Exercise materials:
───
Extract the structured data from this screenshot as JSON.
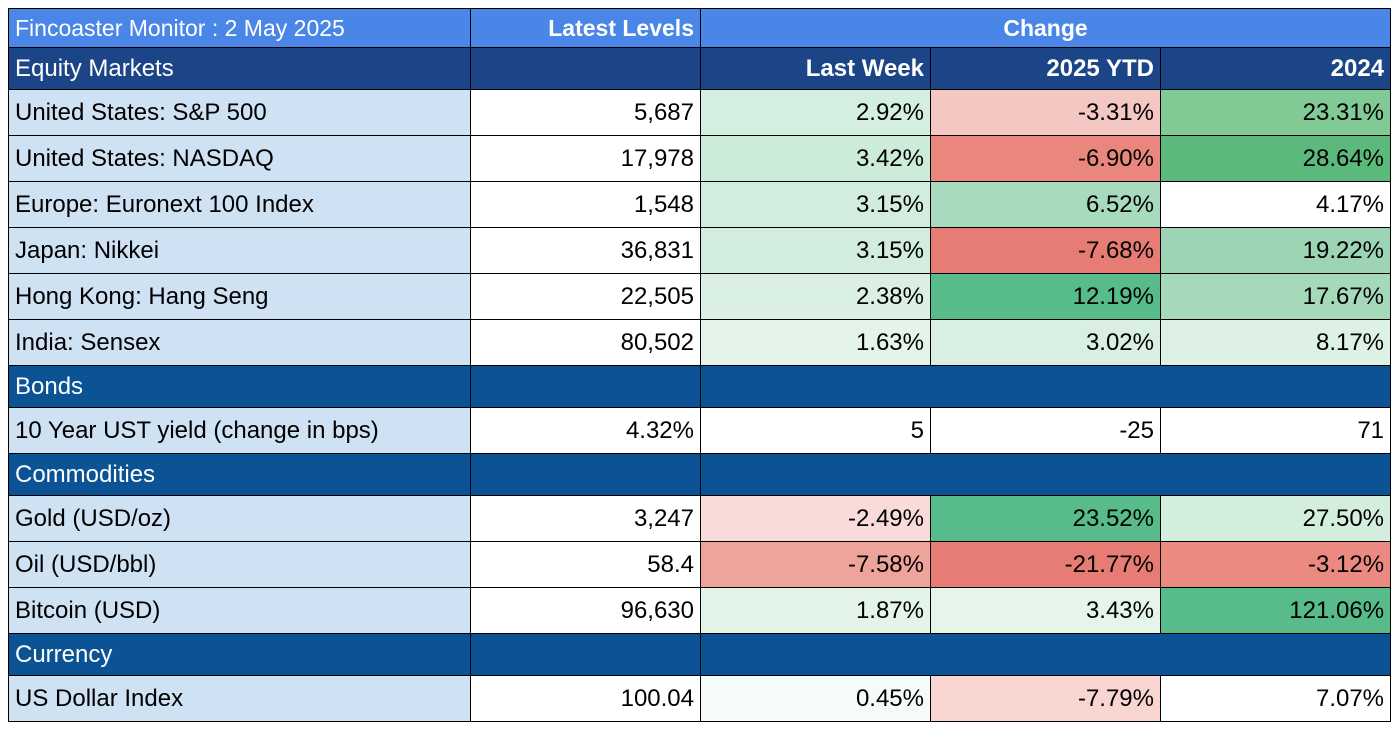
{
  "header": {
    "title": "Fincoaster Monitor : 2 May 2025",
    "latest_levels": "Latest Levels",
    "change": "Change"
  },
  "sections": [
    {
      "name": "Equity Markets",
      "columns": [
        "Last Week",
        "2025 YTD",
        "2024"
      ],
      "rows": [
        {
          "label": "United States: S&P 500",
          "level": "5,687",
          "week": "2.92%",
          "ytd": "-3.31%",
          "y2024": "23.31%",
          "colors": [
            "#d4efdf",
            "#f4c7c3",
            "#81c995"
          ]
        },
        {
          "label": "United States: NASDAQ",
          "level": "17,978",
          "week": "3.42%",
          "ytd": "-6.90%",
          "y2024": "28.64%",
          "colors": [
            "#cdebd9",
            "#e9877c",
            "#5bb97c"
          ]
        },
        {
          "label": "Europe: Euronext 100 Index",
          "level": "1,548",
          "week": "3.15%",
          "ytd": "6.52%",
          "y2024": "4.17%",
          "colors": [
            "#d2eddd",
            "#a8dbbd",
            "#ffffff"
          ]
        },
        {
          "label": "Japan: Nikkei",
          "level": "36,831",
          "week": "3.15%",
          "ytd": "-7.68%",
          "y2024": "19.22%",
          "colors": [
            "#d2eddd",
            "#e67c73",
            "#9dd5b4"
          ]
        },
        {
          "label": "Hong Kong: Hang Seng",
          "level": "22,505",
          "week": "2.38%",
          "ytd": "12.19%",
          "y2024": "17.67%",
          "colors": [
            "#daf0e3",
            "#57bb8a",
            "#a5d9ba"
          ]
        },
        {
          "label": "India: Sensex",
          "level": "80,502",
          "week": "1.63%",
          "ytd": "3.02%",
          "y2024": "8.17%",
          "colors": [
            "#e4f4ea",
            "#d9efe2",
            "#ddf1e5"
          ]
        }
      ]
    },
    {
      "name": "Bonds",
      "rows": [
        {
          "label": "10 Year UST yield (change in bps)",
          "level": "4.32%",
          "week": "5",
          "ytd": "-25",
          "y2024": "71",
          "colors": [
            "#ffffff",
            "#ffffff",
            "#ffffff"
          ]
        }
      ]
    },
    {
      "name": "Commodities",
      "rows": [
        {
          "label": "Gold (USD/oz)",
          "level": "3,247",
          "week": "-2.49%",
          "ytd": "23.52%",
          "y2024": "27.50%",
          "colors": [
            "#f9dcd9",
            "#57bb8a",
            "#d4eedd"
          ]
        },
        {
          "label": "Oil (USD/bbl)",
          "level": "58.4",
          "week": "-7.58%",
          "ytd": "-21.77%",
          "y2024": "-3.12%",
          "colors": [
            "#eea39b",
            "#e67c73",
            "#ea8a80"
          ]
        },
        {
          "label": "Bitcoin (USD)",
          "level": "96,630",
          "week": "1.87%",
          "ytd": "3.43%",
          "y2024": "121.06%",
          "colors": [
            "#e3f4e9",
            "#e6f5ec",
            "#57bb8a"
          ]
        }
      ]
    },
    {
      "name": "Currency",
      "rows": [
        {
          "label": "US Dollar Index",
          "level": "100.04",
          "week": "0.45%",
          "ytd": "-7.79%",
          "y2024": "7.07%",
          "colors": [
            "#f5fbf7",
            "#f8d5d1",
            "#ffffff"
          ]
        }
      ]
    }
  ]
}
───
Aim: Copy every line of the data word for word, omitting the images.

Result below:
Extract the structured data from this screenshot as JSON.
{
  "header": {
    "title": "Fincoaster Monitor : 2 May 2025",
    "latest_levels": "Latest Levels",
    "change": "Change"
  },
  "sections": [
    {
      "name": "Equity Markets",
      "columns": [
        "Last Week",
        "2025 YTD",
        "2024"
      ],
      "rows": [
        {
          "label": "United States: S&P 500",
          "level": "5,687",
          "week": "2.92%",
          "ytd": "-3.31%",
          "y2024": "23.31%",
          "colors": [
            "#d4efdf",
            "#f4c7c3",
            "#81c995"
          ]
        },
        {
          "label": "United States: NASDAQ",
          "level": "17,978",
          "week": "3.42%",
          "ytd": "-6.90%",
          "y2024": "28.64%",
          "colors": [
            "#cdebd9",
            "#e9877c",
            "#5bb97c"
          ]
        },
        {
          "label": "Europe: Euronext 100 Index",
          "level": "1,548",
          "week": "3.15%",
          "ytd": "6.52%",
          "y2024": "4.17%",
          "colors": [
            "#d2eddd",
            "#a8dbbd",
            "#ffffff"
          ]
        },
        {
          "label": "Japan: Nikkei",
          "level": "36,831",
          "week": "3.15%",
          "ytd": "-7.68%",
          "y2024": "19.22%",
          "colors": [
            "#d2eddd",
            "#e67c73",
            "#9dd5b4"
          ]
        },
        {
          "label": "Hong Kong: Hang Seng",
          "level": "22,505",
          "week": "2.38%",
          "ytd": "12.19%",
          "y2024": "17.67%",
          "colors": [
            "#daf0e3",
            "#57bb8a",
            "#a5d9ba"
          ]
        },
        {
          "label": "India: Sensex",
          "level": "80,502",
          "week": "1.63%",
          "ytd": "3.02%",
          "y2024": "8.17%",
          "colors": [
            "#e4f4ea",
            "#d9efe2",
            "#ddf1e5"
          ]
        }
      ]
    },
    {
      "name": "Bonds",
      "rows": [
        {
          "label": "10 Year UST yield (change in bps)",
          "level": "4.32%",
          "week": "5",
          "ytd": "-25",
          "y2024": "71",
          "colors": [
            "#ffffff",
            "#ffffff",
            "#ffffff"
          ]
        }
      ]
    },
    {
      "name": "Commodities",
      "rows": [
        {
          "label": "Gold (USD/oz)",
          "level": "3,247",
          "week": "-2.49%",
          "ytd": "23.52%",
          "y2024": "27.50%",
          "colors": [
            "#f9dcd9",
            "#57bb8a",
            "#d4eedd"
          ]
        },
        {
          "label": "Oil (USD/bbl)",
          "level": "58.4",
          "week": "-7.58%",
          "ytd": "-21.77%",
          "y2024": "-3.12%",
          "colors": [
            "#eea39b",
            "#e67c73",
            "#ea8a80"
          ]
        },
        {
          "label": "Bitcoin (USD)",
          "level": "96,630",
          "week": "1.87%",
          "ytd": "3.43%",
          "y2024": "121.06%",
          "colors": [
            "#e3f4e9",
            "#e6f5ec",
            "#57bb8a"
          ]
        }
      ]
    },
    {
      "name": "Currency",
      "rows": [
        {
          "label": "US Dollar Index",
          "level": "100.04",
          "week": "0.45%",
          "ytd": "-7.79%",
          "y2024": "7.07%",
          "colors": [
            "#f5fbf7",
            "#f8d5d1",
            "#ffffff"
          ]
        }
      ]
    }
  ]
}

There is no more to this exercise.